◆ **WHAT IS EXPECTED**
From the records below, copy every line that contains the word "structured".

◆ **DATA SHOWN**
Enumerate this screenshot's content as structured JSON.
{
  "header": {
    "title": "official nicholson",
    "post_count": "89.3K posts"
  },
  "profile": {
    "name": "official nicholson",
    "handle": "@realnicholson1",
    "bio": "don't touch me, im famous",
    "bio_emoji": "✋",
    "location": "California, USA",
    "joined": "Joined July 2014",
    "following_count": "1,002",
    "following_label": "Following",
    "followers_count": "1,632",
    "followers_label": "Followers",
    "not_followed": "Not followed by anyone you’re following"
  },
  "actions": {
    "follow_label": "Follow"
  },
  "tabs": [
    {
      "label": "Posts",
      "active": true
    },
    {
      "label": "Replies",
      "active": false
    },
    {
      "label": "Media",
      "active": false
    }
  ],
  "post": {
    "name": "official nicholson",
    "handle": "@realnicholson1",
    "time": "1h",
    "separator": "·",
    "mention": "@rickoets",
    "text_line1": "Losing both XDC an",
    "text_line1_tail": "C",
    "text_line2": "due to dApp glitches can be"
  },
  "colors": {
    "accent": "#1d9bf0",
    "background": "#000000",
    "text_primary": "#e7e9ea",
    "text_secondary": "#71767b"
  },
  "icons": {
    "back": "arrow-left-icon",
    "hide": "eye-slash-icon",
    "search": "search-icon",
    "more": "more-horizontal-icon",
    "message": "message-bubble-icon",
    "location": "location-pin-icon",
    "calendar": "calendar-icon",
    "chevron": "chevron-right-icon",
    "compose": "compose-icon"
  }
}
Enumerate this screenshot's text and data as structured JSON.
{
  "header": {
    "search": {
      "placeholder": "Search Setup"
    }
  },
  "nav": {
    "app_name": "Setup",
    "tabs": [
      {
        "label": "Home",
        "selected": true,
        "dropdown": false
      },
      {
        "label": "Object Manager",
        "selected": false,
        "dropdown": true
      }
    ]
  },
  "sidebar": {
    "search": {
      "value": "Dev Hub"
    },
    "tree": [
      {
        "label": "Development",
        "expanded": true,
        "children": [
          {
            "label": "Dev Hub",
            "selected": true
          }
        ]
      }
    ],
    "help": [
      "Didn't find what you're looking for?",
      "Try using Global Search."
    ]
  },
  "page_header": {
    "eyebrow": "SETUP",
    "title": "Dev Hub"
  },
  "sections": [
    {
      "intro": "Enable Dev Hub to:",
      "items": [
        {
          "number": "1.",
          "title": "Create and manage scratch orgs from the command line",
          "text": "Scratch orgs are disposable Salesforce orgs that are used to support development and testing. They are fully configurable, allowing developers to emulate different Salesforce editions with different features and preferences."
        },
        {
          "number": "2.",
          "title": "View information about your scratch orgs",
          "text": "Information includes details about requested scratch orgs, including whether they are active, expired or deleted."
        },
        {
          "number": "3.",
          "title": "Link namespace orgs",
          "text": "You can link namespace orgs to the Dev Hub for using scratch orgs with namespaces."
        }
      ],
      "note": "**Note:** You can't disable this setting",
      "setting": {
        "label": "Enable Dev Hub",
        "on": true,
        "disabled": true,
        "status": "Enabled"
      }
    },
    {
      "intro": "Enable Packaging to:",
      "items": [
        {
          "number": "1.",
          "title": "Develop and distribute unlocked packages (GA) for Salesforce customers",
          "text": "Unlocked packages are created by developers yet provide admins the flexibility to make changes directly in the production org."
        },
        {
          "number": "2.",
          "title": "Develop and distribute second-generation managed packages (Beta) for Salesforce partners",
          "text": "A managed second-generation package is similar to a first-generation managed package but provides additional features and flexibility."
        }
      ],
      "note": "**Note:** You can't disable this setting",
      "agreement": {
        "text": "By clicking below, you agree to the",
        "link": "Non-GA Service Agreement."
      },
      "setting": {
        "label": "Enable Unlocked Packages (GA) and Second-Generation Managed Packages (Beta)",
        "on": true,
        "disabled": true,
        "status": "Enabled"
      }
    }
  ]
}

◆ **WORKED ANSWER**
Enumerate this screenshot's content as structured JSON.
Enumerate this screenshot's text and data as structured JSON.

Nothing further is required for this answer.